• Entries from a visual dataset
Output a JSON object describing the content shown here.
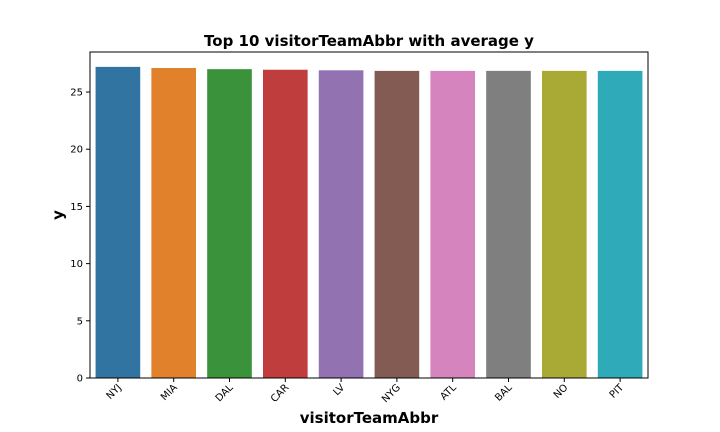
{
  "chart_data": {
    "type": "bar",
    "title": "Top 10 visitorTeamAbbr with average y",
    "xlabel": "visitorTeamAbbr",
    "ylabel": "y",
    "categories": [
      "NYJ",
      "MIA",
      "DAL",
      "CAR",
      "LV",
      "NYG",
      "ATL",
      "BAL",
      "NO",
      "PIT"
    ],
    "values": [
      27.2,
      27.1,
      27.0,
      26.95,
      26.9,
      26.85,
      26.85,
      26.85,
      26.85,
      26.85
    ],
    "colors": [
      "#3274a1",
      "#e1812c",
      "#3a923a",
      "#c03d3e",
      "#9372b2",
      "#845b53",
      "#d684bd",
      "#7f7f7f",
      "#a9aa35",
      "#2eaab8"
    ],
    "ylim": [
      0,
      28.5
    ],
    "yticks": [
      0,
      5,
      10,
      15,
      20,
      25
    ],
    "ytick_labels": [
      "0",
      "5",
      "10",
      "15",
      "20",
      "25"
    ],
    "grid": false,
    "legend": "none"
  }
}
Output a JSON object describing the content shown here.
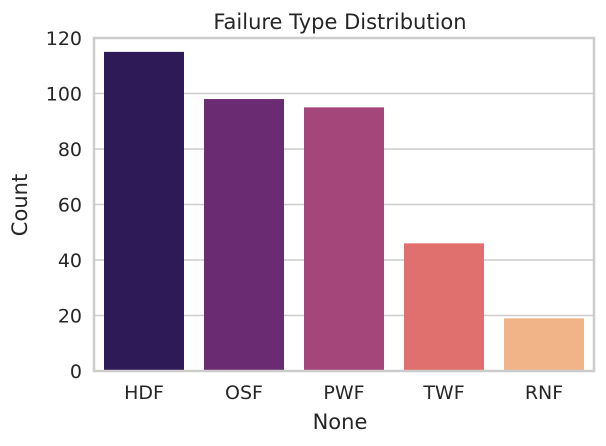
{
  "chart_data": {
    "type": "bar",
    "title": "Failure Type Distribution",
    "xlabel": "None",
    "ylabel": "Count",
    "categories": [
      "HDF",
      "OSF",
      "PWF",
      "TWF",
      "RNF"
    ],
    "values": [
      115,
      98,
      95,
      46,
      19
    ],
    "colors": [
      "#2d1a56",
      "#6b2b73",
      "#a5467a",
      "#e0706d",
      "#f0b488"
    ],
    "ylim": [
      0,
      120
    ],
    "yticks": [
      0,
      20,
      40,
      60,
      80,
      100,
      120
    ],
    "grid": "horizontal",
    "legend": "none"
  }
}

• GIVEN EXERCISE
Transcribe the full listing above exactly, with the images removed.

• TASK RESPONSE
Output a JSON object describing the content shown here.
{
  "chart_data": {
    "type": "bar",
    "title": "Top 10 visitorTeamAbbr with average y",
    "xlabel": "visitorTeamAbbr",
    "ylabel": "y",
    "categories": [
      "NYJ",
      "MIA",
      "DAL",
      "CAR",
      "LV",
      "NYG",
      "ATL",
      "BAL",
      "NO",
      "PIT"
    ],
    "values": [
      27.2,
      27.1,
      27.0,
      26.95,
      26.9,
      26.85,
      26.85,
      26.85,
      26.85,
      26.85
    ],
    "colors": [
      "#3274a1",
      "#e1812c",
      "#3a923a",
      "#c03d3e",
      "#9372b2",
      "#845b53",
      "#d684bd",
      "#7f7f7f",
      "#a9aa35",
      "#2eaab8"
    ],
    "ylim": [
      0,
      28.5
    ],
    "yticks": [
      0,
      5,
      10,
      15,
      20,
      25
    ],
    "ytick_labels": [
      "0",
      "5",
      "10",
      "15",
      "20",
      "25"
    ],
    "grid": false,
    "legend": "none"
  }
}
Output a JSON object describing the content shown here.
{
  "chart_data": {
    "type": "bar",
    "title": "Failure Type Distribution",
    "xlabel": "None",
    "ylabel": "Count",
    "categories": [
      "HDF",
      "OSF",
      "PWF",
      "TWF",
      "RNF"
    ],
    "values": [
      115,
      98,
      95,
      46,
      19
    ],
    "colors": [
      "#2d1a56",
      "#6b2b73",
      "#a5467a",
      "#e0706d",
      "#f0b488"
    ],
    "ylim": [
      0,
      120
    ],
    "yticks": [
      0,
      20,
      40,
      60,
      80,
      100,
      120
    ],
    "grid": "horizontal",
    "legend": "none"
  }
}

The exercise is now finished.